** START **

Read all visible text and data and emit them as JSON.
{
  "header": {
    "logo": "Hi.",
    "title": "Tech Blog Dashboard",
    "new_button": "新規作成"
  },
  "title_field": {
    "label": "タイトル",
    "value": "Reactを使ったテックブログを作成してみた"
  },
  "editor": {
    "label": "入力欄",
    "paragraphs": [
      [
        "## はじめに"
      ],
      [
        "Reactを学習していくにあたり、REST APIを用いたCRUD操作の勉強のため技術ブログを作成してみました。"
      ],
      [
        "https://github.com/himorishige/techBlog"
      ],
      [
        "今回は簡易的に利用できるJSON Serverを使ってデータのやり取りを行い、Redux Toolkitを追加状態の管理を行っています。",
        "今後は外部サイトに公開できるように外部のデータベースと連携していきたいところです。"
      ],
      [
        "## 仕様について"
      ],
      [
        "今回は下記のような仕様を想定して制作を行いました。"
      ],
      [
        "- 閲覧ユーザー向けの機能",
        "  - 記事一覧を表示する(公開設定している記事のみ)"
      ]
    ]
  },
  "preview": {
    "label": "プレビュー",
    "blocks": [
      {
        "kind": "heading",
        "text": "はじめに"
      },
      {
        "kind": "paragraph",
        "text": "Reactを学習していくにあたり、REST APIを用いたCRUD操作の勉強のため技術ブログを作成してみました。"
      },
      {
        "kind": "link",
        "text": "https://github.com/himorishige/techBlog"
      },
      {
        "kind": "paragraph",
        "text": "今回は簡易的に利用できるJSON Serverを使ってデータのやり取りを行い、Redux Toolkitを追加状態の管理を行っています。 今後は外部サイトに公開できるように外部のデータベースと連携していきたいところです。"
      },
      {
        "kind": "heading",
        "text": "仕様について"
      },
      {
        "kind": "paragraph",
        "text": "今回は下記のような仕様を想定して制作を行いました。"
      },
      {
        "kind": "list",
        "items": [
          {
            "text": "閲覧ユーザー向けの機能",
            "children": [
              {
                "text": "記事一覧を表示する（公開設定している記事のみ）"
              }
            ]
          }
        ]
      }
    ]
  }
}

** END **

▶ Exercise prompt
Count the lines above that contain the word "APIを用いたCRUD操作の勉強のため技術ブログを作成してみました", and reply with only that number.

▶ The result
2